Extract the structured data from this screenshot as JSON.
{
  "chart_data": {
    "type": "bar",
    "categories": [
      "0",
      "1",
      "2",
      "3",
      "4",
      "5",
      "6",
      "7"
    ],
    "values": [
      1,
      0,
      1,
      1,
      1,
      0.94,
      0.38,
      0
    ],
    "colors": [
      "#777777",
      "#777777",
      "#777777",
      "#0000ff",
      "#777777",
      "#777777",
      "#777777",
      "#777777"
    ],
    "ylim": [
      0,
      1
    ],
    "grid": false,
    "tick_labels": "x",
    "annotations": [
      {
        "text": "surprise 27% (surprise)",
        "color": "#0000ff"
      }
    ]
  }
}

[Brief] Retype the data in full and match it exactly.

[Task response]
Extract the structured data from this screenshot as JSON.
{
  "chart_data": {
    "type": "bar",
    "categories": [
      "0",
      "1",
      "2",
      "3",
      "4",
      "5",
      "6",
      "7"
    ],
    "values": [
      1,
      0,
      1,
      1,
      1,
      0.94,
      0.38,
      0
    ],
    "colors": [
      "#777777",
      "#777777",
      "#777777",
      "#0000ff",
      "#777777",
      "#777777",
      "#777777",
      "#777777"
    ],
    "ylim": [
      0,
      1
    ],
    "grid": false,
    "tick_labels": "x",
    "annotations": [
      {
        "text": "surprise 27% (surprise)",
        "color": "#0000ff"
      }
    ]
  }
}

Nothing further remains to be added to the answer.